> What to do: Work out the number of lines containing "petal". Give that number alone.

> Data in this exercise:
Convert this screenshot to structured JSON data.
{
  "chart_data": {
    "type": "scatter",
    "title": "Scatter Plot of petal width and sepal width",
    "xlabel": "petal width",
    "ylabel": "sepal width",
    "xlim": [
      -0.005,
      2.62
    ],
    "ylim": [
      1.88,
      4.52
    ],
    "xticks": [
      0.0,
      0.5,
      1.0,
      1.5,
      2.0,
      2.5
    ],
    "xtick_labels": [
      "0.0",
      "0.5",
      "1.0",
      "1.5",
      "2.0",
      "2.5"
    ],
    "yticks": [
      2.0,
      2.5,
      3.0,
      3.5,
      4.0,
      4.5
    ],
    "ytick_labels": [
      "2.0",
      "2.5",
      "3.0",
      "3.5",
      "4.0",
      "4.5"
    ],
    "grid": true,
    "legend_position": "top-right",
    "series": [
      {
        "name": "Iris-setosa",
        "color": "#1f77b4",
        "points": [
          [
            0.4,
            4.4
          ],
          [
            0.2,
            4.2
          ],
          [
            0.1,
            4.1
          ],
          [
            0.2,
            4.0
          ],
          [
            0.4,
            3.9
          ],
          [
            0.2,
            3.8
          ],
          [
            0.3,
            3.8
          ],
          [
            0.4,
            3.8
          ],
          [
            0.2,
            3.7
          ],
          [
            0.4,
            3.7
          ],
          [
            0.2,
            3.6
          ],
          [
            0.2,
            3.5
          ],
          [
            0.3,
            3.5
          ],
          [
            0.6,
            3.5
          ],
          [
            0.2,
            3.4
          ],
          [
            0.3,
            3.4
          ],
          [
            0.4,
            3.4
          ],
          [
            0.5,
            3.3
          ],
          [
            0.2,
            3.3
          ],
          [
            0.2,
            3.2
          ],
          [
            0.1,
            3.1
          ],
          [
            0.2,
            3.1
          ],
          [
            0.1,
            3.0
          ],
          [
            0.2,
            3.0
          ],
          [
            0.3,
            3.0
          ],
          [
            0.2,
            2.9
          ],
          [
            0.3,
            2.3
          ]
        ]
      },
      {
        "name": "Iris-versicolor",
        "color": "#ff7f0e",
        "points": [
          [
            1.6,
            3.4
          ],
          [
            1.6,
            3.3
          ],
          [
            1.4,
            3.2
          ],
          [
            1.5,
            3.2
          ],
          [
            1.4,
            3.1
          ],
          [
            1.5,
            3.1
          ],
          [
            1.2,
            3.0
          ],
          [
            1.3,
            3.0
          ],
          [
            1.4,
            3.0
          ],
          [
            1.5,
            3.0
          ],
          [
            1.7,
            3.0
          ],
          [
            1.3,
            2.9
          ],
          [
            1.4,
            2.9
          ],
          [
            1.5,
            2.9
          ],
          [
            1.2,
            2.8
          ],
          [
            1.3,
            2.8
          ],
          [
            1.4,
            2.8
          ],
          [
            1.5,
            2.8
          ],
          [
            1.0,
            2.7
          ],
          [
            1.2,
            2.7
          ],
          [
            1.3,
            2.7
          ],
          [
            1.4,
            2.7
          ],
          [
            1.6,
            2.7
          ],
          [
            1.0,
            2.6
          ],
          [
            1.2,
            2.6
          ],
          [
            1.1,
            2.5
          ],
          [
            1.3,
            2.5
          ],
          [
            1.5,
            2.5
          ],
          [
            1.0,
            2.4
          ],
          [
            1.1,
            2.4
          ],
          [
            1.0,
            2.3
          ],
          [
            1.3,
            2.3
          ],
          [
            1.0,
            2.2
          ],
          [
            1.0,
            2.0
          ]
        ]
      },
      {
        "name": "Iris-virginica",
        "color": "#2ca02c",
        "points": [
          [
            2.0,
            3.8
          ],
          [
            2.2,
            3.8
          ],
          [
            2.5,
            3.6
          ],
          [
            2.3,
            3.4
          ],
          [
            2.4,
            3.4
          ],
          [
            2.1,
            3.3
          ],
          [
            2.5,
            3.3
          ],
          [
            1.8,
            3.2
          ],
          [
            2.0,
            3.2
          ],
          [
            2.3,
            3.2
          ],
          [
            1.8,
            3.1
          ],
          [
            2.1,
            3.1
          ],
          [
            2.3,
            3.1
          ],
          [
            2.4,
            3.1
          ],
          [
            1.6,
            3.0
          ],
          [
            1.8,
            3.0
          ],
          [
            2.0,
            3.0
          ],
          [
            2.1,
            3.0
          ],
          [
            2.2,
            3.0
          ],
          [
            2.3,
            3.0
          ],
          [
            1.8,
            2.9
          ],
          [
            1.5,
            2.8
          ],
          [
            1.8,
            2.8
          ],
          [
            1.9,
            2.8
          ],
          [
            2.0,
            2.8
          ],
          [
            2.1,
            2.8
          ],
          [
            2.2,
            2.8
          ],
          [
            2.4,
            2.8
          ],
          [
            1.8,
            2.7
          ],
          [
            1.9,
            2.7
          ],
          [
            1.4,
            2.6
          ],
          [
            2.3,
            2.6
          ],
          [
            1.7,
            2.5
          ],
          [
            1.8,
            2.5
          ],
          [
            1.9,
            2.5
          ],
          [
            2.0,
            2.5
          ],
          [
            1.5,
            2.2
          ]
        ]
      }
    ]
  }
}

> Output below: 2